[Direction] What is the number of lines containing the word "this"? Give that number alone.

Stored data entries:
* * *

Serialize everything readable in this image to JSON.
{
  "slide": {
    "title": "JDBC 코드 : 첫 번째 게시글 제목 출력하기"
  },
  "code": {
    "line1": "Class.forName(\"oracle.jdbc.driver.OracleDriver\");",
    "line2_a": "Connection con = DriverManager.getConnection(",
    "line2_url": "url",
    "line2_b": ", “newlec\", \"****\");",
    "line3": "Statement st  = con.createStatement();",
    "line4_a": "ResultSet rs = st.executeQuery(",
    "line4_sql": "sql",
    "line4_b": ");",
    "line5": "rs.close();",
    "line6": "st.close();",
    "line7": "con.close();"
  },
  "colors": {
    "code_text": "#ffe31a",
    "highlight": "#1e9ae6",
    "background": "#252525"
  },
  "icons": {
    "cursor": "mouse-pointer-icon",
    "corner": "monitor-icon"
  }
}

* * *

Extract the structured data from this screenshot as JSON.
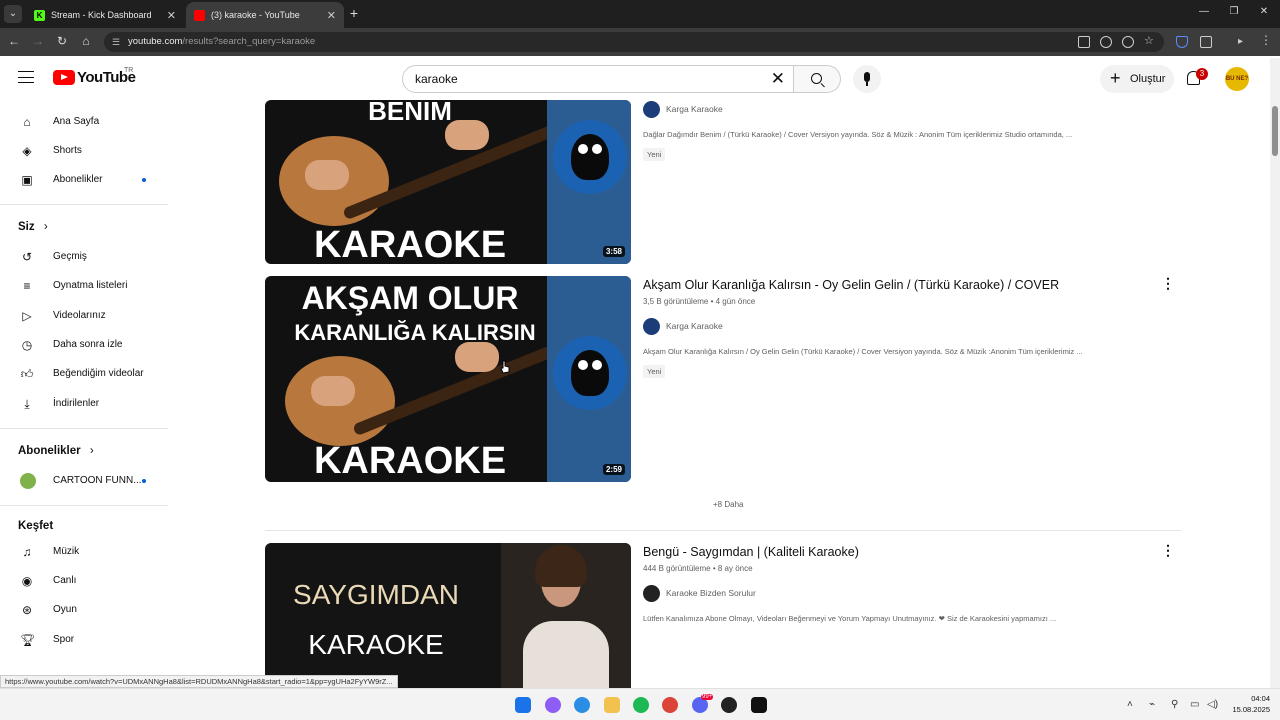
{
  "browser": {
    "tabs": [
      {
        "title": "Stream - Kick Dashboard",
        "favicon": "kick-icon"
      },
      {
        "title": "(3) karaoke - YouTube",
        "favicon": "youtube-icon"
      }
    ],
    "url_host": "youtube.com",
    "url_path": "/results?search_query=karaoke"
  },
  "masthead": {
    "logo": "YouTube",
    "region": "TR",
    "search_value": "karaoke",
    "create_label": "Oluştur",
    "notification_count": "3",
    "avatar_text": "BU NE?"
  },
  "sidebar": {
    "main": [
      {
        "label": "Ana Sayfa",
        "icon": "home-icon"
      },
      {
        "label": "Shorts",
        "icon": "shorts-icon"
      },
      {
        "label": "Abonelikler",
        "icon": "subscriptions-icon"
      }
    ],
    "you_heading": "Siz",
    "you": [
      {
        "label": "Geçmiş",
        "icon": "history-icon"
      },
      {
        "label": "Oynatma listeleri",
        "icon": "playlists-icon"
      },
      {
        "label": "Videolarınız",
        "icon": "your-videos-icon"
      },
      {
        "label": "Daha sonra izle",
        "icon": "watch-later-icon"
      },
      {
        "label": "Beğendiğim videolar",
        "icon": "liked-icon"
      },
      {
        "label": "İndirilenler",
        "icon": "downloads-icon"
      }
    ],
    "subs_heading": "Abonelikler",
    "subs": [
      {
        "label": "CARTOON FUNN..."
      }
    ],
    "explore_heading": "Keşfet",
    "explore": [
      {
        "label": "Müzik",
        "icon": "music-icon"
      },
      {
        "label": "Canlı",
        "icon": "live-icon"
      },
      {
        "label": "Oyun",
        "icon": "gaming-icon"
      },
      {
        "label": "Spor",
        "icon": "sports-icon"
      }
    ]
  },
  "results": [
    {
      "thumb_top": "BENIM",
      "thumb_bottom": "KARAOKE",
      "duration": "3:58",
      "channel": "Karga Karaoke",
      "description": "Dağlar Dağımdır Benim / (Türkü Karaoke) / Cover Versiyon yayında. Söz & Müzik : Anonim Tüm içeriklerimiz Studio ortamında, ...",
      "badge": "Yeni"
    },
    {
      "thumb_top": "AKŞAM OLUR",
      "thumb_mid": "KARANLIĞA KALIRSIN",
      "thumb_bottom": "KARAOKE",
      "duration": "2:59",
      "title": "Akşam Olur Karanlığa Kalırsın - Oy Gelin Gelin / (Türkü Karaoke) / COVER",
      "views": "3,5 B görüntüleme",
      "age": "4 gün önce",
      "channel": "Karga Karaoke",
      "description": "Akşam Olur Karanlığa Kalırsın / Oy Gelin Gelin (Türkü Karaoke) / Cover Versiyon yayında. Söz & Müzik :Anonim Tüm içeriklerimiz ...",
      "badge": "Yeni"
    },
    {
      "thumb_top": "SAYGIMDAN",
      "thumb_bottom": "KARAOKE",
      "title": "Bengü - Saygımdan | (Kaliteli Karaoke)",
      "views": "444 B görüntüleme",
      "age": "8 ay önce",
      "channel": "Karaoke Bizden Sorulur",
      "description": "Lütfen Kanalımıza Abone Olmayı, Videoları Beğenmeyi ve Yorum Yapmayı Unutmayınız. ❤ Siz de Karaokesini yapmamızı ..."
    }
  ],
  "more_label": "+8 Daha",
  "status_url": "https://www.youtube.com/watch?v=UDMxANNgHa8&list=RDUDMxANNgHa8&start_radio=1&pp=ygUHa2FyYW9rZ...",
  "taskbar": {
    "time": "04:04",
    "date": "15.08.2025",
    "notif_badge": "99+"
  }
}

* * *

[Solution to the exercise] 2